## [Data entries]
____________________

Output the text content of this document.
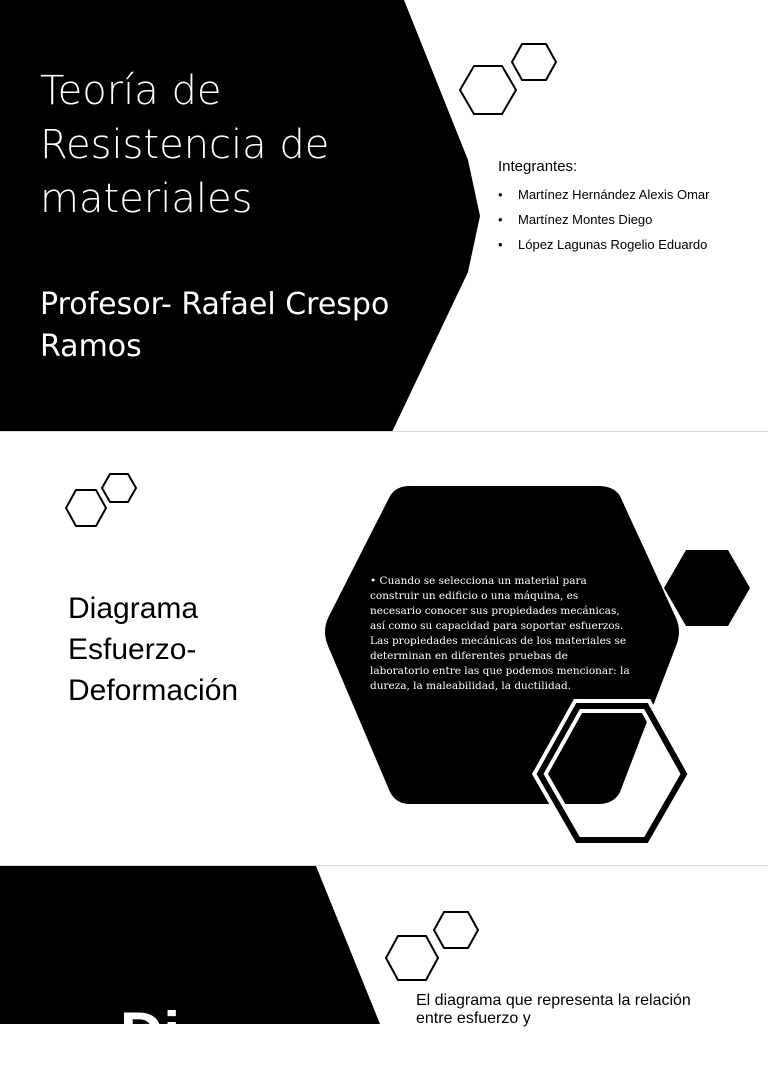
Teoría de Resistencia de materiales
Profesor- Rafael Crespo Ramos
Integrantes:
• Martínez Hernández Alexis Omar
• Martínez Montes Diego
• López Lagunas Rogelio Eduardo
Diagrama Esfuerzo-Deformación
• Cuando se selecciona un material para construir un edificio o una máquina, es necesario conocer sus propiedades mecánicas, así como su capacidad para soportar esfuerzos. Las propiedades mecánicas de los materiales se determinan en diferentes pruebas de laboratorio entre las que podemos mencionar: la dureza, la maleabilidad, la ductilidad.
Di	El diagrama que representa la relación entre esfuerzo y
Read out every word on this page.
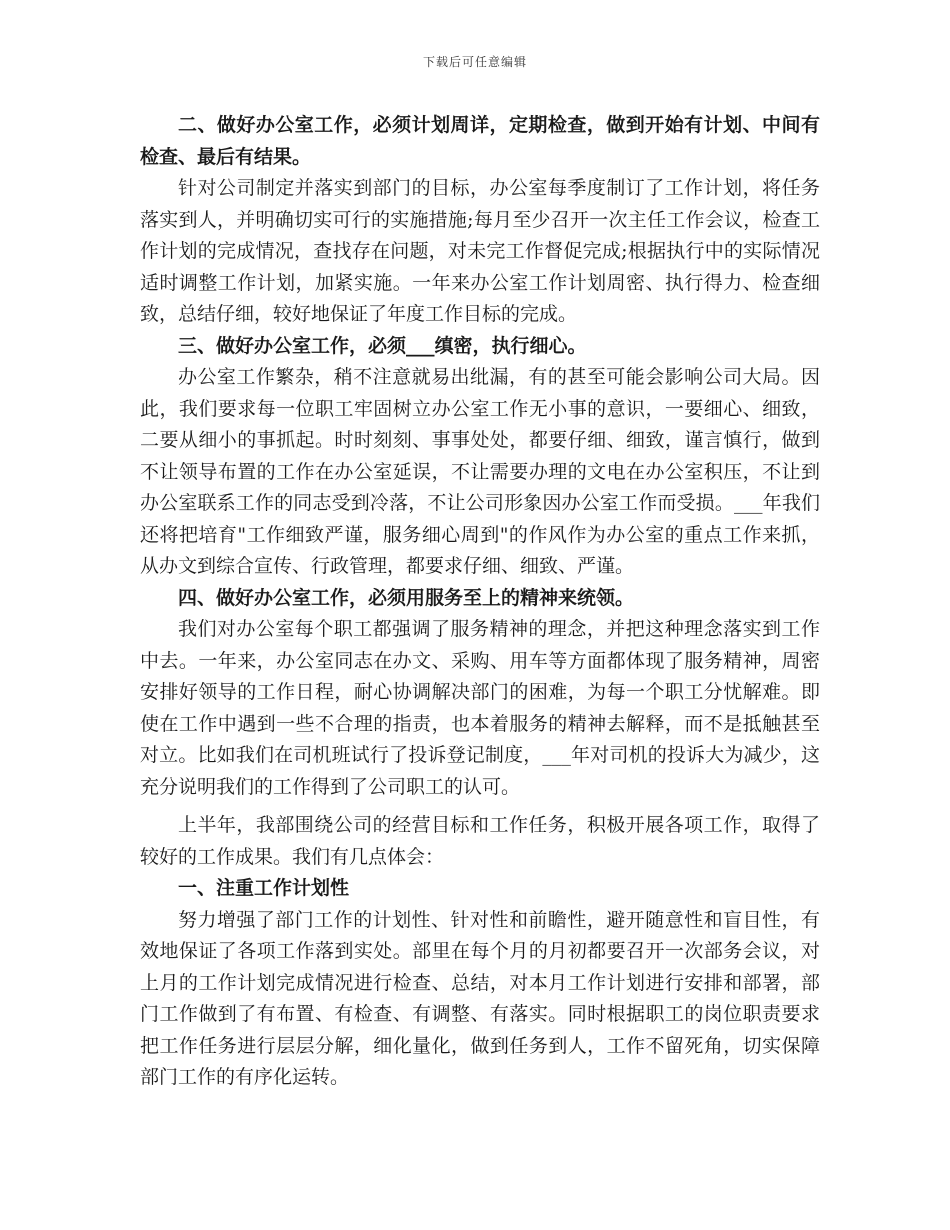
下载后可任意编辑

二、做好办公室工作，必须计划周详，定期检查，做到开始有计划、中间有检查、最后有结果。

针对公司制定并落实到部门的目标，办公室每季度制订了工作计划，将任务落实到人，并明确切实可行的实施措施;每月至少召开一次主任工作会议，检查工作计划的完成情况，查找存在问题，对未完工作督促完成;根据执行中的实际情况适时调整工作计划，加紧实施。一年来办公室工作计划周密、执行得力、检查细致，总结仔细，较好地保证了年度工作目标的完成。

三、做好办公室工作，必须___缜密，执行细心。

办公室工作繁杂，稍不注意就易出纰漏，有的甚至可能会影响公司大局。因此，我们要求每一位职工牢固树立办公室工作无小事的意识，一要细心、细致，二要从细小的事抓起。时时刻刻、事事处处，都要仔细、细致，谨言慎行，做到不让领导布置的工作在办公室延误，不让需要办理的文电在办公室积压，不让到办公室联系工作的同志受到冷落，不让公司形象因办公室工作而受损。___年我们还将把培育"工作细致严谨，服务细心周到"的作风作为办公室的重点工作来抓，从办文到综合宣传、行政管理，都要求仔细、细致、严谨。

四、做好办公室工作，必须用服务至上的精神来统领。

我们对办公室每个职工都强调了服务精神的理念，并把这种理念落实到工作中去。一年来，办公室同志在办文、采购、用车等方面都体现了服务精神，周密安排好领导的工作日程，耐心协调解决部门的困难，为每一个职工分忧解难。即使在工作中遇到一些不合理的指责，也本着服务的精神去解释，而不是抵触甚至对立。比如我们在司机班试行了投诉登记制度，___年对司机的投诉大为减少，这充分说明我们的工作得到了公司职工的认可。

上半年，我部围绕公司的经营目标和工作任务，积极开展各项工作，取得了较好的工作成果。我们有几点体会：

一、注重工作计划性

努力增强了部门工作的计划性、针对性和前瞻性，避开随意性和盲目性，有效地保证了各项工作落到实处。部里在每个月的月初都要召开一次部务会议，对上月的工作计划完成情况进行检查、总结，对本月工作计划进行安排和部署，部门工作做到了有布置、有检查、有调整、有落实。同时根据职工的岗位职责要求把工作任务进行层层分解，细化量化，做到任务到人，工作不留死角，切实保障部门工作的有序化运转。
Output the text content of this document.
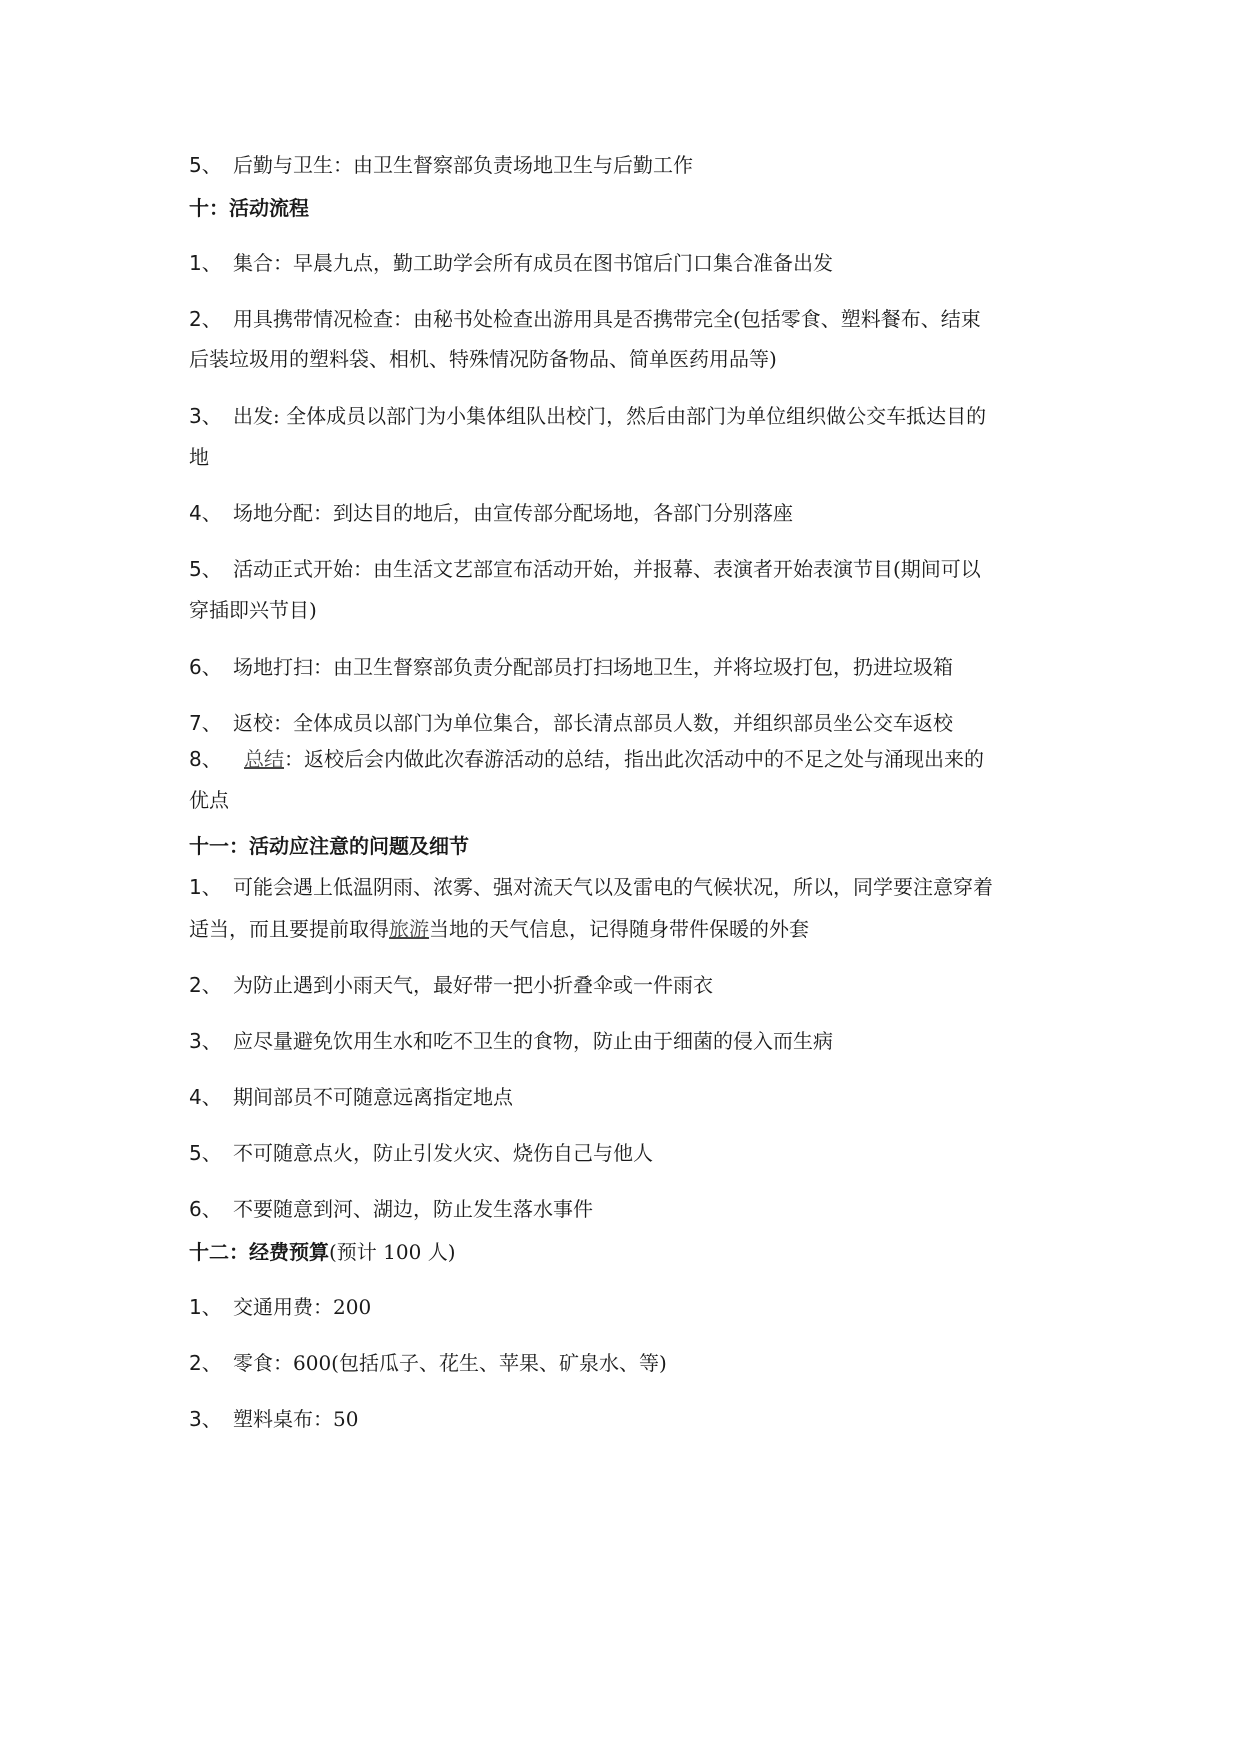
5、 后勤与卫生：由卫生督察部负责场地卫生与后勤工作
十：活动流程
1、 集合：早晨九点，勤工助学会所有成员在图书馆后门口集合准备出发
2、 用具携带情况检查：由秘书处检查出游用具是否携带完全(包括零食、塑料餐布、结束
后装垃圾用的塑料袋、相机、特殊情况防备物品、简单医药用品等)
3、 出发: 全体成员以部门为小集体组队出校门，然后由部门为单位组织做公交车抵达目的
地
4、 场地分配：到达目的地后，由宣传部分配场地，各部门分别落座
5、 活动正式开始：由生活文艺部宣布活动开始，并报幕、表演者开始表演节目(期间可以
穿插即兴节目)
6、 场地打扫：由卫生督察部负责分配部员打扫场地卫生，并将垃圾打包，扔进垃圾箱
7、 返校：全体成员以部门为单位集合，部长清点部员人数，并组织部员坐公交车返校
8、 总结：返校后会内做此次春游活动的总结，指出此次活动中的不足之处与涌现出来的
优点
十一：活动应注意的问题及细节
1、 可能会遇上低温阴雨、浓雾、强对流天气以及雷电的气候状况，所以，同学要注意穿着
适当，而且要提前取得旅游当地的天气信息，记得随身带件保暖的外套
2、 为防止遇到小雨天气，最好带一把小折叠伞或一件雨衣
3、 应尽量避免饮用生水和吃不卫生的食物，防止由于细菌的侵入而生病
4、 期间部员不可随意远离指定地点
5、 不可随意点火，防止引发火灾、烧伤自己与他人
6、 不要随意到河、湖边，防止发生落水事件
十二：经费预算(预计 100 人)
1、 交通用费：200
2、 零食：600(包括瓜子、花生、苹果、矿泉水、等)
3、 塑料桌布：50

____________________

Sift through the entries and copy every line with "materiales".

## [FULL SOLUTION]
Teoría de Resistencia de materiales
• Cuando se selecciona un material para construir un edificio o una máquina, es necesario conocer sus propiedades mecánicas, así como su capacidad para soportar esfuerzos. Las propiedades mecánicas de los materiales se determinan en diferentes pruebas de laboratorio entre las que podemos mencionar: la dureza, la maleabilidad, la ductilidad.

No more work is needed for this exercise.